(Transcribed page data)
-----

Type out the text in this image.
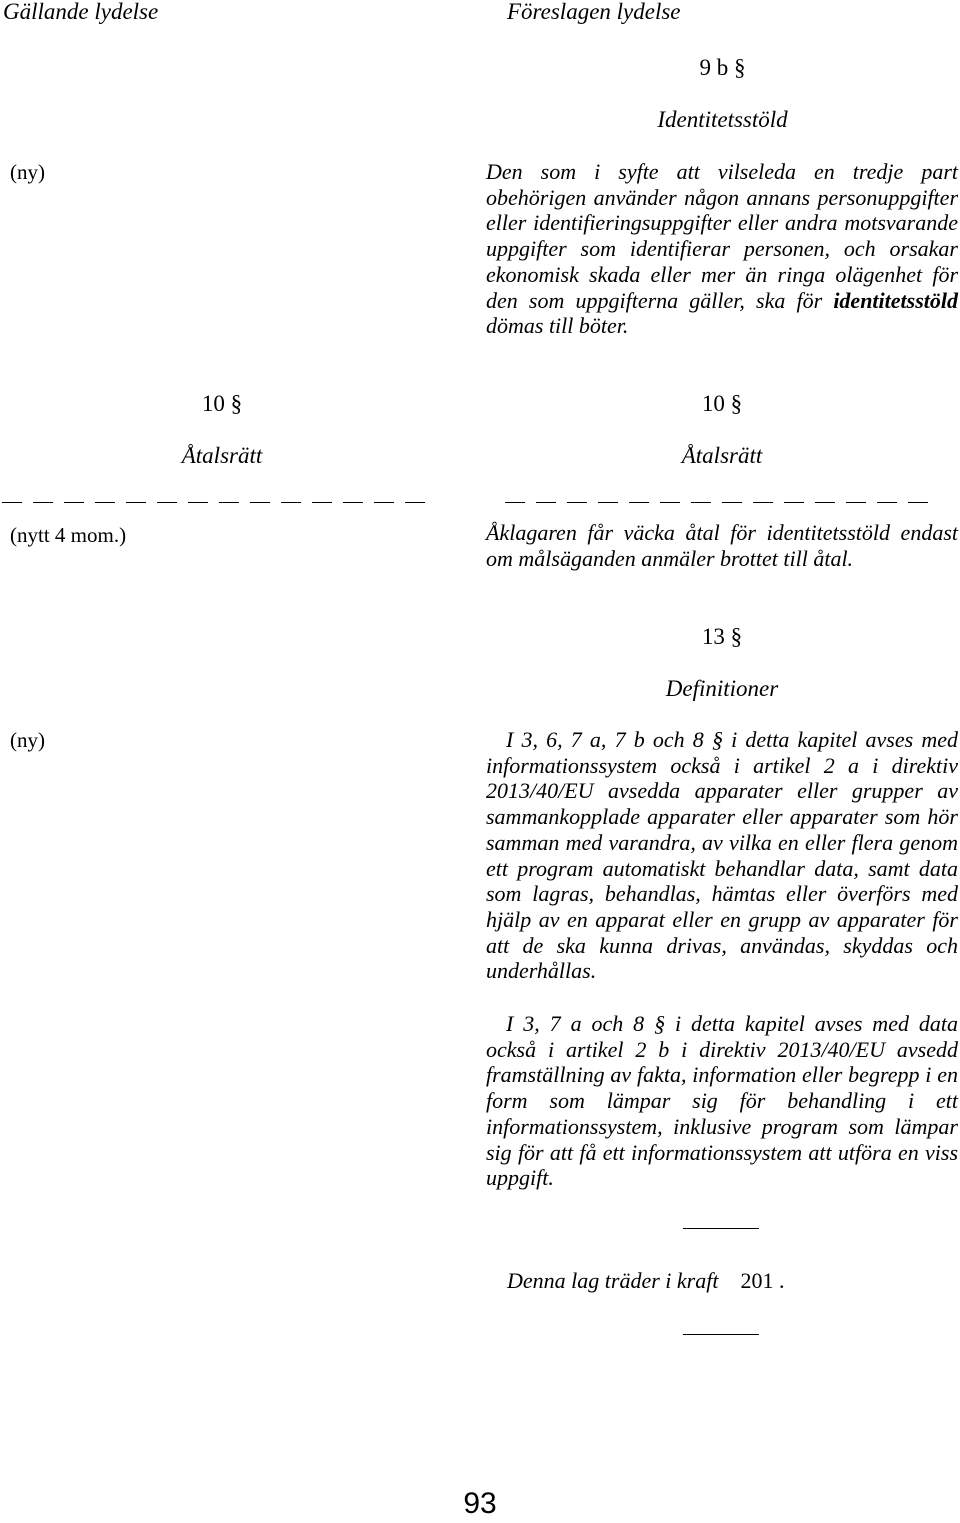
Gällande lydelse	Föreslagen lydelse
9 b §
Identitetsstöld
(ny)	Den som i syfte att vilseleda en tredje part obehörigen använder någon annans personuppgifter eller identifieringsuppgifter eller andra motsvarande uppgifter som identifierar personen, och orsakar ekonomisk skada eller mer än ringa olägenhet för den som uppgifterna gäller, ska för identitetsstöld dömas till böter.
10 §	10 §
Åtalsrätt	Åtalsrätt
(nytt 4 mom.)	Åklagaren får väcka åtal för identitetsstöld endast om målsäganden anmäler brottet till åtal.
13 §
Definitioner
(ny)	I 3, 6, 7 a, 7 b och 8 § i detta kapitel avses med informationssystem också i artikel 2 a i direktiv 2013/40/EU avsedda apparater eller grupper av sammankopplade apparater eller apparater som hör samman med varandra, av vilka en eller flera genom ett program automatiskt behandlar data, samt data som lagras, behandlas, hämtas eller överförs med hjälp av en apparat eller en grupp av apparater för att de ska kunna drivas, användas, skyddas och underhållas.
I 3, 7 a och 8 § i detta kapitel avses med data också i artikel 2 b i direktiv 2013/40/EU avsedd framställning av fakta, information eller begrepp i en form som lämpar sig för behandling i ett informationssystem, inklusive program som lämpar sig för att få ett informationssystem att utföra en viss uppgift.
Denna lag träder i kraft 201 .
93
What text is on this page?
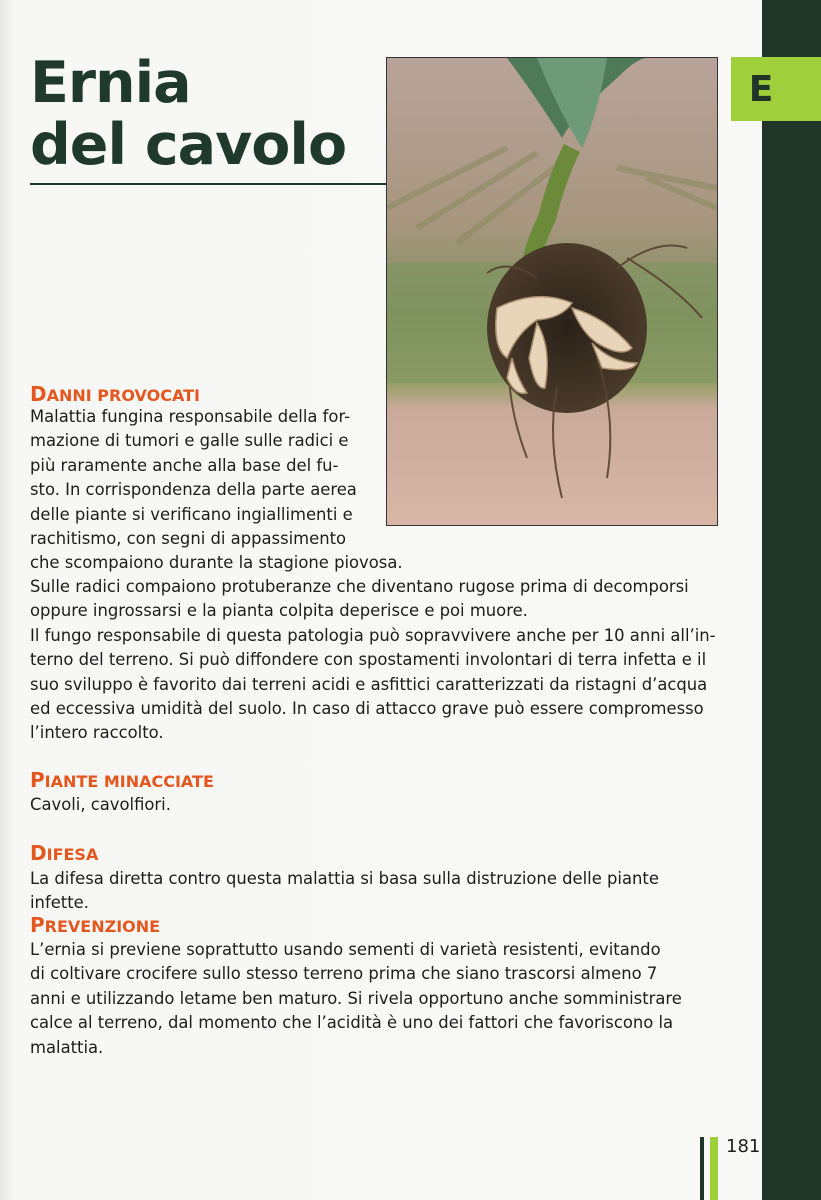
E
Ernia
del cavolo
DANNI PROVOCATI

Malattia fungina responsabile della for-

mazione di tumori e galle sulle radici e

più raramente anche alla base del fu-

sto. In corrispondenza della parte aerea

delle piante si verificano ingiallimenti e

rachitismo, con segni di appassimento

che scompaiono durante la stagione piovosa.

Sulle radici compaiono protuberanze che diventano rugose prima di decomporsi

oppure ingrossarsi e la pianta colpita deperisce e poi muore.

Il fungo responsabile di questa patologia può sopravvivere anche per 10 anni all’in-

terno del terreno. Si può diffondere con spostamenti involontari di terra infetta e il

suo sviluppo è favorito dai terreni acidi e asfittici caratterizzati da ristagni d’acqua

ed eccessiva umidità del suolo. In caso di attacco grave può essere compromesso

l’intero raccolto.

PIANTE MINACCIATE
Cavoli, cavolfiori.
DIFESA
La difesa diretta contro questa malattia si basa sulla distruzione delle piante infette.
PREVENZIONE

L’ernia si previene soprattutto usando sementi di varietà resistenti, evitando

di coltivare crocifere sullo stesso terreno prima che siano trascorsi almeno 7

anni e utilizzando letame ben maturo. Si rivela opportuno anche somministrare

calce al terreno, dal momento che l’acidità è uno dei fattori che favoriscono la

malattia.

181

-----

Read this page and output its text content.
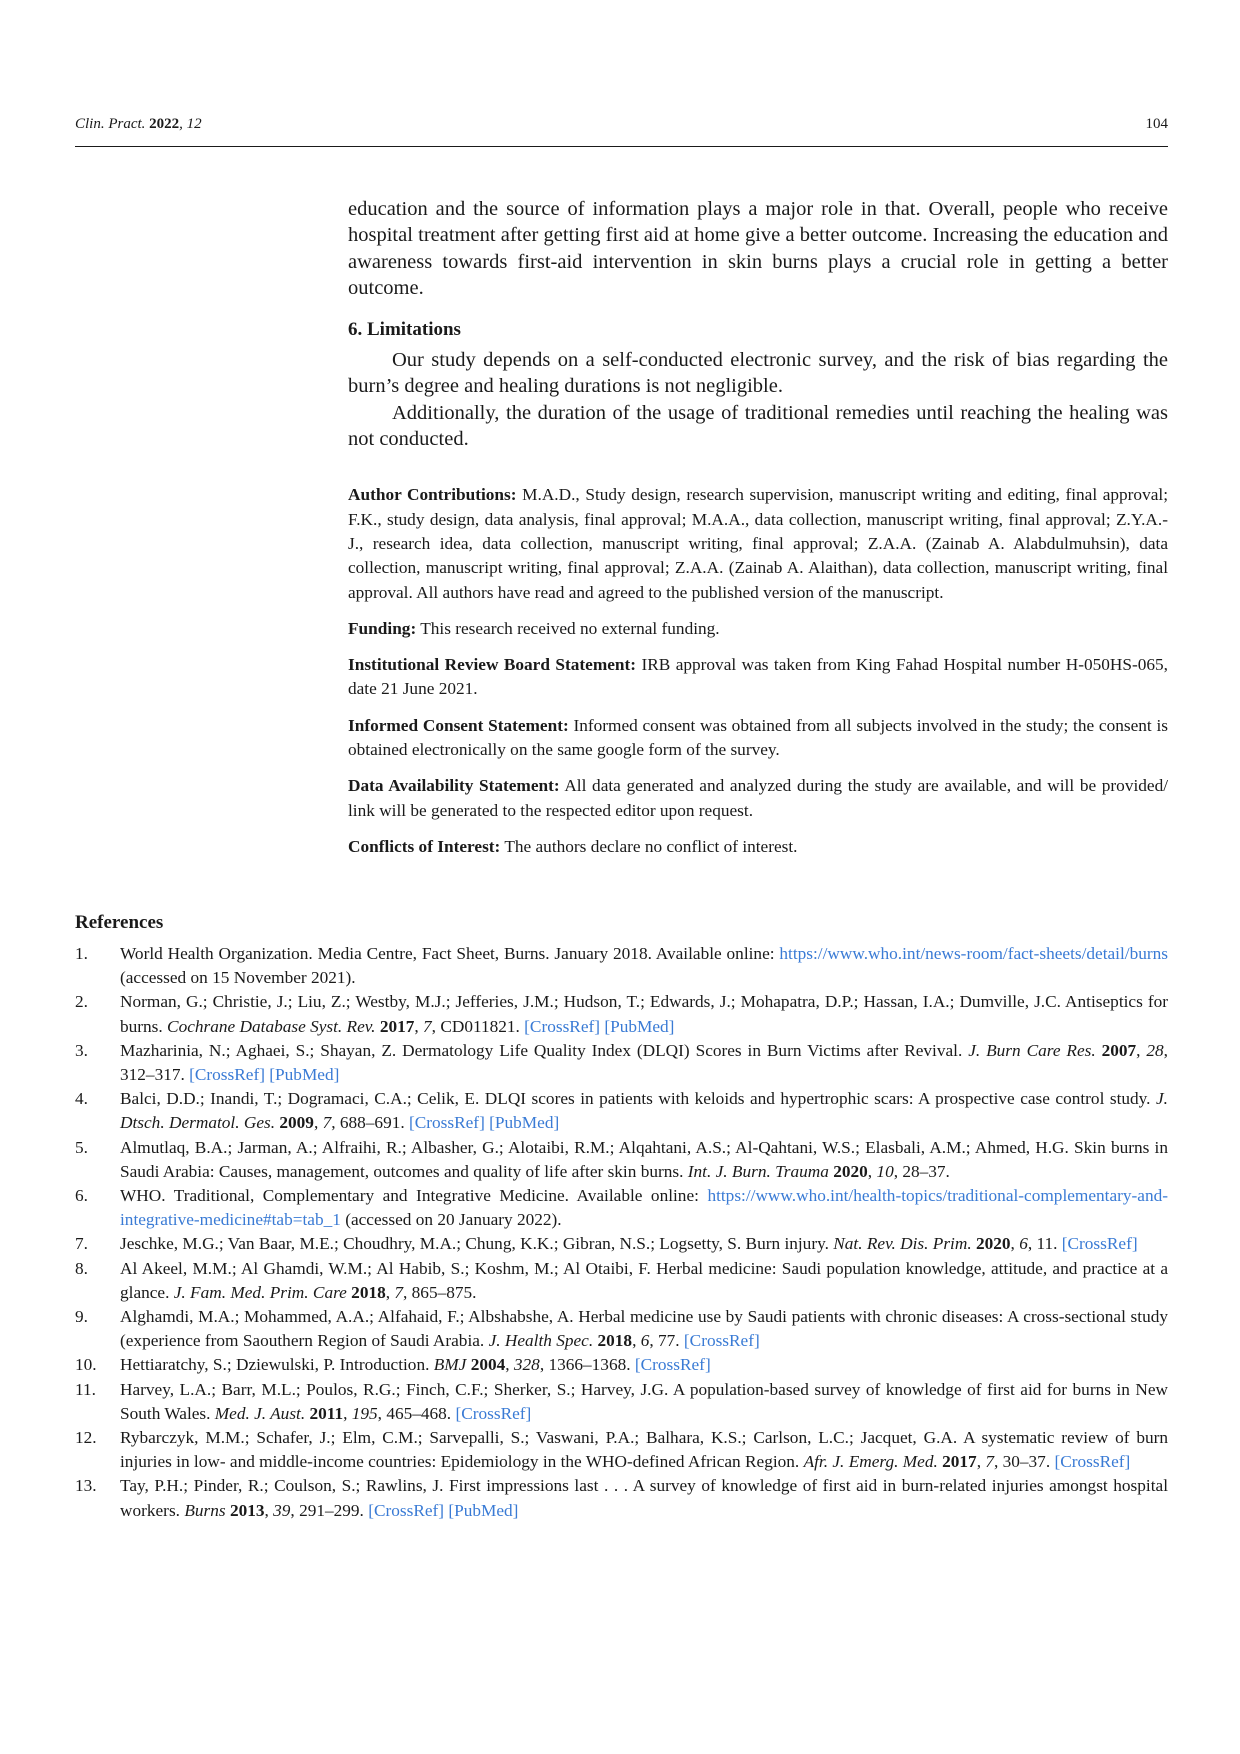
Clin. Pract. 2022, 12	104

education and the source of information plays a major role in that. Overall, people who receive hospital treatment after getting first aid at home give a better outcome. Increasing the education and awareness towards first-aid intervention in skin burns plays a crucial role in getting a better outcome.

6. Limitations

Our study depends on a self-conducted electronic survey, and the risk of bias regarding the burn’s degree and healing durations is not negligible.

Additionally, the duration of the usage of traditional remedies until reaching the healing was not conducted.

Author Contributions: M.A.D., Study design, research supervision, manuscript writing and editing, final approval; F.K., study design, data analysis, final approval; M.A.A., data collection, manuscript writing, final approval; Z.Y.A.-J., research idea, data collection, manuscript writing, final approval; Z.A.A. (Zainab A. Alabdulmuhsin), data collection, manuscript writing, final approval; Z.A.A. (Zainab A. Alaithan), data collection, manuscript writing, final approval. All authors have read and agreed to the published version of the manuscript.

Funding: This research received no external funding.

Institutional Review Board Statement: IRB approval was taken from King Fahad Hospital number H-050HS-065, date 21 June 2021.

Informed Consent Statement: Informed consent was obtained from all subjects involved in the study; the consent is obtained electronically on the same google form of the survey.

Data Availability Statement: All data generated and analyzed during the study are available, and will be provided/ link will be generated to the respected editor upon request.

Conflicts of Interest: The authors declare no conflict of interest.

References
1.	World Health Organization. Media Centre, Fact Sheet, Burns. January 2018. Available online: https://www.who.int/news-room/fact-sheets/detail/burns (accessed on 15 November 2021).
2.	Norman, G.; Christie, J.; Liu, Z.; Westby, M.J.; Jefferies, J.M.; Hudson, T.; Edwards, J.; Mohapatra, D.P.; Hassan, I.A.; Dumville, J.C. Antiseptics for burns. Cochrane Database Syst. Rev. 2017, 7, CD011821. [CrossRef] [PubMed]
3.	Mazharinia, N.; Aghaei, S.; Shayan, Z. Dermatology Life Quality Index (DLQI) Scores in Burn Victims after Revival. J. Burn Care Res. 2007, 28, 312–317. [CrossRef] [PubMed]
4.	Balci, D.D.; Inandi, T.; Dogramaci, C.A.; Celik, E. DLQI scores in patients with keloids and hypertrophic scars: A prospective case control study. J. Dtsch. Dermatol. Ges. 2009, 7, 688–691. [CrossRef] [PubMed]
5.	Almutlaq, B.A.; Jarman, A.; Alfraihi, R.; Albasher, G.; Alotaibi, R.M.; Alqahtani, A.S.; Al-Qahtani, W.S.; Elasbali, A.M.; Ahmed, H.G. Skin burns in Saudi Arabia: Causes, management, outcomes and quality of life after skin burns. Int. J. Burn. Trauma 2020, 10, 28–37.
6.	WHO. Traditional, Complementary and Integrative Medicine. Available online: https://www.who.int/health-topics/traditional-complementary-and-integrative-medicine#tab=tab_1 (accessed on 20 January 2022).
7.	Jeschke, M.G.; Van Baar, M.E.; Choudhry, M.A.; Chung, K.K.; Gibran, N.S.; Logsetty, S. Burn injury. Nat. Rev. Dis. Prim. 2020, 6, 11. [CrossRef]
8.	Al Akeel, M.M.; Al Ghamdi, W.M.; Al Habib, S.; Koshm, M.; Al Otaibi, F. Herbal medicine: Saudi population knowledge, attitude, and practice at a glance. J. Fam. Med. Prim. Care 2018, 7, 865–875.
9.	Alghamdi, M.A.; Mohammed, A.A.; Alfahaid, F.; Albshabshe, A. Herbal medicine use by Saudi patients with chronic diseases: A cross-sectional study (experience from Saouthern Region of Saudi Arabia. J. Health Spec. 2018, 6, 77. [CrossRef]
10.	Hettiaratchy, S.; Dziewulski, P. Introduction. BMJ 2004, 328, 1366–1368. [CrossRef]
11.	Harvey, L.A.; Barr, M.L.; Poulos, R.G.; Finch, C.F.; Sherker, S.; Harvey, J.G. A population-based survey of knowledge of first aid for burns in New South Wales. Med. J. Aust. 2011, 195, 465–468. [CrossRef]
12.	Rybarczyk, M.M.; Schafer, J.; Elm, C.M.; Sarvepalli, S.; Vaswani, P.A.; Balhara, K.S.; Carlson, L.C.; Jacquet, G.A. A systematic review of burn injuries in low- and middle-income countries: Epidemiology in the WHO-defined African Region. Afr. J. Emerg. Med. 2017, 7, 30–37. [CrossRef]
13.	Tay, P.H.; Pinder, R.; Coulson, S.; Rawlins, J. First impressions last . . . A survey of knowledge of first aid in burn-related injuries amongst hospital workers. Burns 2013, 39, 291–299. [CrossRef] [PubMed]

-----

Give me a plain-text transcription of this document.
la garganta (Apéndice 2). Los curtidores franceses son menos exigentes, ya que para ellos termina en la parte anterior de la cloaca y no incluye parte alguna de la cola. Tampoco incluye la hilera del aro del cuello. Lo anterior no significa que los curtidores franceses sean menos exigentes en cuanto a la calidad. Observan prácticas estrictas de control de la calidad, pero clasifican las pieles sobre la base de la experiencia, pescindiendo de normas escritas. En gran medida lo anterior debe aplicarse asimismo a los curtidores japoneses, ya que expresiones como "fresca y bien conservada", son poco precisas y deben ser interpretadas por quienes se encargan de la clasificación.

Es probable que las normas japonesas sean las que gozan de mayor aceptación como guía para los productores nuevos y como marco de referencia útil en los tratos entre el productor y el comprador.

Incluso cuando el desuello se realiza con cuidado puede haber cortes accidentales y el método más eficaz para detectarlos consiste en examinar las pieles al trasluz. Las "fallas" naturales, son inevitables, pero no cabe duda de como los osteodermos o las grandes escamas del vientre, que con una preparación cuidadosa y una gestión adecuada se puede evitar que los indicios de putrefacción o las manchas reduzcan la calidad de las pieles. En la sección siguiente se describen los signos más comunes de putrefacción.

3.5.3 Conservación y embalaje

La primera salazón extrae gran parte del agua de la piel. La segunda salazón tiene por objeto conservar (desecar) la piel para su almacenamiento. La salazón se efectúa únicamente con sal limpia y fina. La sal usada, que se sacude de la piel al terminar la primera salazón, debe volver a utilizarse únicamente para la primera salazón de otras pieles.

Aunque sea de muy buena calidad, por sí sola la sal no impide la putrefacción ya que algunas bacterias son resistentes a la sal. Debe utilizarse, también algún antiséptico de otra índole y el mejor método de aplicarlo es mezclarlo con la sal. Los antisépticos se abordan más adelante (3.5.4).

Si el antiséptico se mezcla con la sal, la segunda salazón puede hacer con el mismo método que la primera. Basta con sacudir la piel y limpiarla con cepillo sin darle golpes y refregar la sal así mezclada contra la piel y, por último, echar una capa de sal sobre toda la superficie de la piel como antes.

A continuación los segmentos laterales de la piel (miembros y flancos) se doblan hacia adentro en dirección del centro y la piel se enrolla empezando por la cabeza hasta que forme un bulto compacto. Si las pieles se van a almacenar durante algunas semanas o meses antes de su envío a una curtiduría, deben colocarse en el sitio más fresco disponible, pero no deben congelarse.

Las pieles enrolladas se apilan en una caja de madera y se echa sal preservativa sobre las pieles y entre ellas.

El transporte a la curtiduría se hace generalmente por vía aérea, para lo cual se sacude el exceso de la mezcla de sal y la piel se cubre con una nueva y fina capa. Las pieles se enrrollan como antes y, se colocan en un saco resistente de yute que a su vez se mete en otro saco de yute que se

-----

== Assigned task ==
Only lines with the word "curtiduría" are needed. Copy them from the preceding records.

== Response area ==
A continuación los segmentos laterales de la piel (miembros y flancos) se doblan hacia adentro en dirección del centro y la piel se enrolla empezando por la cabeza hasta que forme un bulto compacto. Si las pieles se van a almacenar durante algunas semanas o meses antes de su envío a una curtiduría, deben colocarse en el sitio más fresco disponible, pero no deben congelarse.
El transporte a la curtiduría se hace generalmente por vía aérea, para lo cual se sacude el exceso de la mezcla de sal y la piel se cubre con una nueva y fina capa. Las pieles se enrrollan como antes y, se colocan en un saco resistente de yute que a su vez se mete en otro saco de yute que se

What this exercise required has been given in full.